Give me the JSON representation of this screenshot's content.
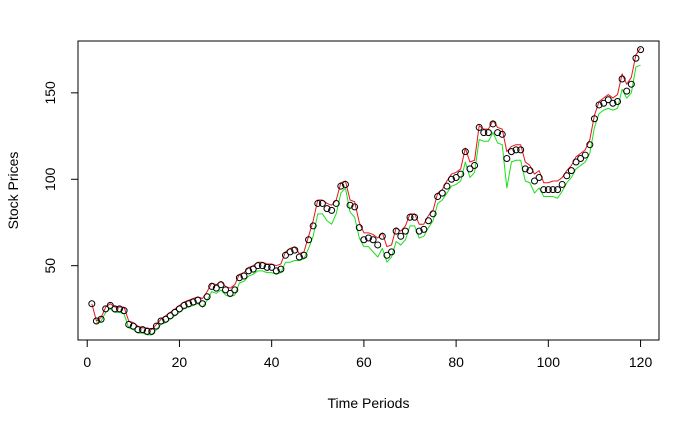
{
  "chart_data": {
    "type": "line",
    "title": "",
    "xlabel": "Time Periods",
    "ylabel": "Stock Prices",
    "xlim": [
      -2,
      124
    ],
    "ylim": [
      7,
      180
    ],
    "x_ticks": [
      0,
      20,
      40,
      60,
      80,
      100,
      120
    ],
    "y_ticks": [
      50,
      100,
      150
    ],
    "x_tick_labels": [
      "0",
      "20",
      "40",
      "60",
      "80",
      "100",
      "120"
    ],
    "y_tick_labels": [
      "50",
      "100",
      "150"
    ],
    "grid": false,
    "legend": "none",
    "series": [
      {
        "style": "points",
        "color": "#000000",
        "x": [
          1,
          2,
          3,
          4,
          5,
          6,
          7,
          8,
          9,
          10,
          11,
          12,
          13,
          14,
          15,
          16,
          17,
          18,
          19,
          20,
          21,
          22,
          23,
          24,
          25,
          26,
          27,
          28,
          29,
          30,
          31,
          32,
          33,
          34,
          35,
          36,
          37,
          38,
          39,
          40,
          41,
          42,
          43,
          44,
          45,
          46,
          47,
          48,
          49,
          50,
          51,
          52,
          53,
          54,
          55,
          56,
          57,
          58,
          59,
          60,
          61,
          62,
          63,
          64,
          65,
          66,
          67,
          68,
          69,
          70,
          71,
          72,
          73,
          74,
          75,
          76,
          77,
          78,
          79,
          80,
          81,
          82,
          83,
          84,
          85,
          86,
          87,
          88,
          89,
          90,
          91,
          92,
          93,
          94,
          95,
          96,
          97,
          98,
          99,
          100,
          101,
          102,
          103,
          104,
          105,
          106,
          107,
          108,
          109,
          110,
          111,
          112,
          113,
          114,
          115,
          116,
          117,
          118,
          119,
          120
        ],
        "y": [
          28,
          18,
          19,
          25,
          27,
          25,
          25,
          24,
          16,
          15,
          13,
          13,
          12,
          12,
          15,
          18,
          19,
          21,
          23,
          25,
          27,
          28,
          29,
          30,
          28,
          32,
          38,
          37,
          39,
          36,
          34,
          36,
          43,
          44,
          47,
          48,
          50,
          50,
          49,
          49,
          47,
          48,
          56,
          58,
          59,
          55,
          56,
          65,
          73,
          86,
          86,
          83,
          82,
          86,
          96,
          97,
          85,
          84,
          72,
          65,
          66,
          65,
          62,
          67,
          56,
          58,
          70,
          67,
          70,
          78,
          78,
          70,
          71,
          76,
          80,
          90,
          92,
          96,
          100,
          101,
          103,
          116,
          106,
          108,
          130,
          127,
          127,
          132,
          127,
          126,
          112,
          116,
          117,
          117,
          106,
          105,
          99,
          101,
          94,
          94,
          94,
          94,
          97,
          102,
          105,
          110,
          112,
          114,
          120,
          135,
          143,
          144,
          146,
          144,
          145,
          158,
          151,
          155,
          170,
          175
        ]
      },
      {
        "style": "line",
        "color": "#e8141c",
        "x": [
          1,
          2,
          3,
          4,
          5,
          6,
          7,
          8,
          9,
          10,
          11,
          12,
          13,
          14,
          15,
          16,
          17,
          18,
          19,
          20,
          21,
          22,
          23,
          24,
          25,
          26,
          27,
          28,
          29,
          30,
          31,
          32,
          33,
          34,
          35,
          36,
          37,
          38,
          39,
          40,
          41,
          42,
          43,
          44,
          45,
          46,
          47,
          48,
          49,
          50,
          51,
          52,
          53,
          54,
          55,
          56,
          57,
          58,
          59,
          60,
          61,
          62,
          63,
          64,
          65,
          66,
          67,
          68,
          69,
          70,
          71,
          72,
          73,
          74,
          75,
          76,
          77,
          78,
          79,
          80,
          81,
          82,
          83,
          84,
          85,
          86,
          87,
          88,
          89,
          90,
          91,
          92,
          93,
          94,
          95,
          96,
          97,
          98,
          99,
          100,
          101,
          102,
          103,
          104,
          105,
          106,
          107,
          108,
          109,
          110,
          111,
          112,
          113,
          114,
          115,
          116,
          117,
          118,
          119,
          120
        ],
        "y": [
          28,
          18,
          20,
          26,
          28,
          26,
          26,
          26,
          18,
          17,
          15,
          14,
          14,
          13,
          16,
          19,
          21,
          23,
          25,
          27,
          29,
          30,
          31,
          32,
          31,
          35,
          40,
          39,
          41,
          38,
          37,
          39,
          45,
          46,
          49,
          50,
          52,
          52,
          51,
          51,
          50,
          51,
          58,
          60,
          61,
          57,
          58,
          67,
          76,
          88,
          88,
          86,
          85,
          88,
          98,
          99,
          88,
          87,
          75,
          69,
          69,
          68,
          66,
          69,
          61,
          62,
          72,
          70,
          73,
          80,
          80,
          74,
          74,
          79,
          82,
          92,
          94,
          99,
          103,
          104,
          106,
          118,
          110,
          111,
          131,
          129,
          129,
          134,
          130,
          129,
          116,
          119,
          120,
          120,
          110,
          108,
          103,
          105,
          98,
          98,
          99,
          99,
          101,
          105,
          108,
          113,
          115,
          117,
          123,
          137,
          145,
          147,
          149,
          147,
          149,
          161,
          155,
          159,
          172,
          176
        ]
      },
      {
        "style": "line",
        "color": "#19e019",
        "x": [
          2,
          3,
          4,
          5,
          6,
          7,
          8,
          9,
          10,
          11,
          12,
          13,
          14,
          15,
          16,
          17,
          18,
          19,
          20,
          21,
          22,
          23,
          24,
          25,
          26,
          27,
          28,
          29,
          30,
          31,
          32,
          33,
          34,
          35,
          36,
          37,
          38,
          39,
          40,
          41,
          42,
          43,
          44,
          45,
          46,
          47,
          48,
          49,
          50,
          51,
          52,
          53,
          54,
          55,
          56,
          57,
          58,
          59,
          60,
          61,
          62,
          63,
          64,
          65,
          66,
          67,
          68,
          69,
          70,
          71,
          72,
          73,
          74,
          75,
          76,
          77,
          78,
          79,
          80,
          81,
          82,
          83,
          84,
          85,
          86,
          87,
          88,
          89,
          90,
          91,
          92,
          93,
          94,
          95,
          96,
          97,
          98,
          99,
          100,
          101,
          102,
          103,
          104,
          105,
          106,
          107,
          108,
          109,
          110,
          111,
          112,
          113,
          114,
          115,
          116,
          117,
          118,
          119,
          120
        ],
        "y": [
          17,
          18,
          23,
          25,
          23,
          23,
          22,
          14,
          13,
          11,
          11,
          10,
          10,
          13,
          16,
          17,
          19,
          21,
          23,
          25,
          26,
          27,
          28,
          26,
          30,
          35,
          34,
          36,
          33,
          32,
          33,
          40,
          41,
          44,
          45,
          47,
          47,
          46,
          46,
          45,
          46,
          52,
          52,
          53,
          53,
          54,
          60,
          67,
          80,
          80,
          76,
          74,
          80,
          92,
          95,
          81,
          78,
          66,
          61,
          61,
          58,
          55,
          60,
          52,
          55,
          64,
          62,
          65,
          73,
          73,
          66,
          67,
          72,
          76,
          86,
          88,
          92,
          96,
          97,
          99,
          110,
          101,
          104,
          123,
          122,
          122,
          127,
          121,
          120,
          95,
          110,
          111,
          111,
          99,
          98,
          92,
          95,
          90,
          90,
          90,
          89,
          93,
          98,
          101,
          106,
          108,
          110,
          115,
          130,
          138,
          140,
          141,
          140,
          141,
          152,
          147,
          150,
          165,
          166
        ]
      }
    ]
  }
}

--- TASK DIRECTIONS ---
Filter the records down to the lines that contain the string "color", and copy those lines.

--- RESPONSE BELOW ---
        "color": "#000000",
        "color": "#e8141c",
        "color": "#19e019",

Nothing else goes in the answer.